(EXERCISE BRIEF):
What follows is a listing. Return every line of it exactly.

(SUPPLIED INFORMATION):
— Begin —

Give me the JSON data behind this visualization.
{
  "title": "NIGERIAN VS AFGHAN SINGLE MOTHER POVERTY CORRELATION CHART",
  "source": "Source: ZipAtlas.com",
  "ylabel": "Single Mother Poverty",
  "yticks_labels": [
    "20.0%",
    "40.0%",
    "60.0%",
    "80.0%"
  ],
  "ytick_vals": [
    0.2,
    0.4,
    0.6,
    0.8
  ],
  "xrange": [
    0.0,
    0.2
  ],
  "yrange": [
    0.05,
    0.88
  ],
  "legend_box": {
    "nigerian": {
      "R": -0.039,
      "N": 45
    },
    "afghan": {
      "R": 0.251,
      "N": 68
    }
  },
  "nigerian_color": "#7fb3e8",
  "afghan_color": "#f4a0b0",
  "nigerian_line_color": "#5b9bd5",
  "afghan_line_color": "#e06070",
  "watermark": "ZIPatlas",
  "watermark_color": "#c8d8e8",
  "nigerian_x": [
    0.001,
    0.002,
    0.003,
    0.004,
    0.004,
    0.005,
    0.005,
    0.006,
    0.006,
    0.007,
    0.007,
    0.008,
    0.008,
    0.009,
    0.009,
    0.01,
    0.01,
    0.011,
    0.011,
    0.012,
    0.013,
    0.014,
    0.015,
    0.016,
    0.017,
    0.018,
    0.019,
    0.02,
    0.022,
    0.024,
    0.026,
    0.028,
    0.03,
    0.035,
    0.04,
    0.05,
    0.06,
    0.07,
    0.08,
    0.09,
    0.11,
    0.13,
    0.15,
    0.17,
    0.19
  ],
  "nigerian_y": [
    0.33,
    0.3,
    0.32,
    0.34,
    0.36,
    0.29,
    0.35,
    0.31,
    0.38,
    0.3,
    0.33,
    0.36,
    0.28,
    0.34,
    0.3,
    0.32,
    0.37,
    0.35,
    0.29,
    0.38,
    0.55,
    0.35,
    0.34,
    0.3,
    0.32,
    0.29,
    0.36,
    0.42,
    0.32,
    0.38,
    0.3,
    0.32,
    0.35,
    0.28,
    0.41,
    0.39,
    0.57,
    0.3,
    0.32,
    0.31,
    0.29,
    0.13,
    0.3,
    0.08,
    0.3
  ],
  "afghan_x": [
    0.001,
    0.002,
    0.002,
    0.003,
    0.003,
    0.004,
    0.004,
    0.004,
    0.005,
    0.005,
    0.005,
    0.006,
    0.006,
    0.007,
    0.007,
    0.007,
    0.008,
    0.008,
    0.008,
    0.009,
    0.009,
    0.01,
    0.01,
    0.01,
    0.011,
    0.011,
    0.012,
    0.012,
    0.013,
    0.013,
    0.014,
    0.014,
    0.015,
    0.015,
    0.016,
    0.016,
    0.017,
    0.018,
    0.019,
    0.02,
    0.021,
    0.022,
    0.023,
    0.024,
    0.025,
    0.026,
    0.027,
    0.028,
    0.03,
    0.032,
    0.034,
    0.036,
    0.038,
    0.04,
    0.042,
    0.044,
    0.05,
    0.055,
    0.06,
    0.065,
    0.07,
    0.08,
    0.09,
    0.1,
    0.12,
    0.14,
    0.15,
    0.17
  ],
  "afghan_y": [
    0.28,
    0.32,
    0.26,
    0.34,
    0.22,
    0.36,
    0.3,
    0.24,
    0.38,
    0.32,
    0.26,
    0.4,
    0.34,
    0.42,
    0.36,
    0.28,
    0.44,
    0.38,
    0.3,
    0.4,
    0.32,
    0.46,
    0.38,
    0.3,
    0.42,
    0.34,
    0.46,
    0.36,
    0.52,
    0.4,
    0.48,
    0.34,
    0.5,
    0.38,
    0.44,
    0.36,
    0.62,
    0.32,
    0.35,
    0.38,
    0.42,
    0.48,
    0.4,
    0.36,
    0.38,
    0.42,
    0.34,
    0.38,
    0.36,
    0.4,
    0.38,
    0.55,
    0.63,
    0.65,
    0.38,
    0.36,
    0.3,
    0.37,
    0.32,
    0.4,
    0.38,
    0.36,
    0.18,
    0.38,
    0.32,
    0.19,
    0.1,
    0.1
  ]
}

— End —

(RESULT):
Give me the JSON data behind this visualization.
{
  "title": "NIGERIAN VS AFGHAN SINGLE MOTHER POVERTY CORRELATION CHART",
  "source": "Source: ZipAtlas.com",
  "ylabel": "Single Mother Poverty",
  "yticks_labels": [
    "20.0%",
    "40.0%",
    "60.0%",
    "80.0%"
  ],
  "ytick_vals": [
    0.2,
    0.4,
    0.6,
    0.8
  ],
  "xrange": [
    0.0,
    0.2
  ],
  "yrange": [
    0.05,
    0.88
  ],
  "legend_box": {
    "nigerian": {
      "R": -0.039,
      "N": 45
    },
    "afghan": {
      "R": 0.251,
      "N": 68
    }
  },
  "nigerian_color": "#7fb3e8",
  "afghan_color": "#f4a0b0",
  "nigerian_line_color": "#5b9bd5",
  "afghan_line_color": "#e06070",
  "watermark": "ZIPatlas",
  "watermark_color": "#c8d8e8",
  "nigerian_x": [
    0.001,
    0.002,
    0.003,
    0.004,
    0.004,
    0.005,
    0.005,
    0.006,
    0.006,
    0.007,
    0.007,
    0.008,
    0.008,
    0.009,
    0.009,
    0.01,
    0.01,
    0.011,
    0.011,
    0.012,
    0.013,
    0.014,
    0.015,
    0.016,
    0.017,
    0.018,
    0.019,
    0.02,
    0.022,
    0.024,
    0.026,
    0.028,
    0.03,
    0.035,
    0.04,
    0.05,
    0.06,
    0.07,
    0.08,
    0.09,
    0.11,
    0.13,
    0.15,
    0.17,
    0.19
  ],
  "nigerian_y": [
    0.33,
    0.3,
    0.32,
    0.34,
    0.36,
    0.29,
    0.35,
    0.31,
    0.38,
    0.3,
    0.33,
    0.36,
    0.28,
    0.34,
    0.3,
    0.32,
    0.37,
    0.35,
    0.29,
    0.38,
    0.55,
    0.35,
    0.34,
    0.3,
    0.32,
    0.29,
    0.36,
    0.42,
    0.32,
    0.38,
    0.3,
    0.32,
    0.35,
    0.28,
    0.41,
    0.39,
    0.57,
    0.3,
    0.32,
    0.31,
    0.29,
    0.13,
    0.3,
    0.08,
    0.3
  ],
  "afghan_x": [
    0.001,
    0.002,
    0.002,
    0.003,
    0.003,
    0.004,
    0.004,
    0.004,
    0.005,
    0.005,
    0.005,
    0.006,
    0.006,
    0.007,
    0.007,
    0.007,
    0.008,
    0.008,
    0.008,
    0.009,
    0.009,
    0.01,
    0.01,
    0.01,
    0.011,
    0.011,
    0.012,
    0.012,
    0.013,
    0.013,
    0.014,
    0.014,
    0.015,
    0.015,
    0.016,
    0.016,
    0.017,
    0.018,
    0.019,
    0.02,
    0.021,
    0.022,
    0.023,
    0.024,
    0.025,
    0.026,
    0.027,
    0.028,
    0.03,
    0.032,
    0.034,
    0.036,
    0.038,
    0.04,
    0.042,
    0.044,
    0.05,
    0.055,
    0.06,
    0.065,
    0.07,
    0.08,
    0.09,
    0.1,
    0.12,
    0.14,
    0.15,
    0.17
  ],
  "afghan_y": [
    0.28,
    0.32,
    0.26,
    0.34,
    0.22,
    0.36,
    0.3,
    0.24,
    0.38,
    0.32,
    0.26,
    0.4,
    0.34,
    0.42,
    0.36,
    0.28,
    0.44,
    0.38,
    0.3,
    0.4,
    0.32,
    0.46,
    0.38,
    0.3,
    0.42,
    0.34,
    0.46,
    0.36,
    0.52,
    0.4,
    0.48,
    0.34,
    0.5,
    0.38,
    0.44,
    0.36,
    0.62,
    0.32,
    0.35,
    0.38,
    0.42,
    0.48,
    0.4,
    0.36,
    0.38,
    0.42,
    0.34,
    0.38,
    0.36,
    0.4,
    0.38,
    0.55,
    0.63,
    0.65,
    0.38,
    0.36,
    0.3,
    0.37,
    0.32,
    0.4,
    0.38,
    0.36,
    0.18,
    0.38,
    0.32,
    0.19,
    0.1,
    0.1
  ]
}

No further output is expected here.